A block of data
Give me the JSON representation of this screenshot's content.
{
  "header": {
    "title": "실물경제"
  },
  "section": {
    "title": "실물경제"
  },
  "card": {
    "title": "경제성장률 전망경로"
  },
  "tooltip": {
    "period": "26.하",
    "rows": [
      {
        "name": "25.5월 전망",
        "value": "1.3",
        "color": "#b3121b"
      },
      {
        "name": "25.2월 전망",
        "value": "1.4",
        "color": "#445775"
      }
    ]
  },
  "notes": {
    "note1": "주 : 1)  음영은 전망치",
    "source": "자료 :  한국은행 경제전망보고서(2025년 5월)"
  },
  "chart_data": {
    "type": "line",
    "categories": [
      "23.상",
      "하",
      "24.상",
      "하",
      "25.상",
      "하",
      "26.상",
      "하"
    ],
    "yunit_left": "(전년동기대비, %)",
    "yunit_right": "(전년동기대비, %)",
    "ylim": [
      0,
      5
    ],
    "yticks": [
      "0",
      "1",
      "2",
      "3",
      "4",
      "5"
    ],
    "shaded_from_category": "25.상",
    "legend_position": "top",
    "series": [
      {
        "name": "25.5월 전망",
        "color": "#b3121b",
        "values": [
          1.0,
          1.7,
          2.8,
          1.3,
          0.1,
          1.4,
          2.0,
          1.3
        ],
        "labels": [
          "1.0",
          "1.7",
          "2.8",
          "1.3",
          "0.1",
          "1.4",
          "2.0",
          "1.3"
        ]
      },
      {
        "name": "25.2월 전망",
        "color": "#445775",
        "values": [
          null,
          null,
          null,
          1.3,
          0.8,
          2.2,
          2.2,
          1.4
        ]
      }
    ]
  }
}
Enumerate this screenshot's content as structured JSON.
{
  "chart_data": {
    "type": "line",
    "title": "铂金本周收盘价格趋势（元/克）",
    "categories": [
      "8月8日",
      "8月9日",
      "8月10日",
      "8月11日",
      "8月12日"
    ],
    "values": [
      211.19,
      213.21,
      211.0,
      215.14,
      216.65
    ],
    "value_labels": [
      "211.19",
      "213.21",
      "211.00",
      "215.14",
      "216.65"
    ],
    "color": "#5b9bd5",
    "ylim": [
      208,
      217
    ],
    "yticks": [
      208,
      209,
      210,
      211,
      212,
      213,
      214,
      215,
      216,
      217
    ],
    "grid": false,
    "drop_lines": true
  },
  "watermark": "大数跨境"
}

▶ **What is being asked**
From the entries, copy out each line containing the word "전년동기대비".

▶ **Task answer**
    "yunit_left": "(전년동기대비, %)",
    "yunit_right": "(전년동기대비, %)",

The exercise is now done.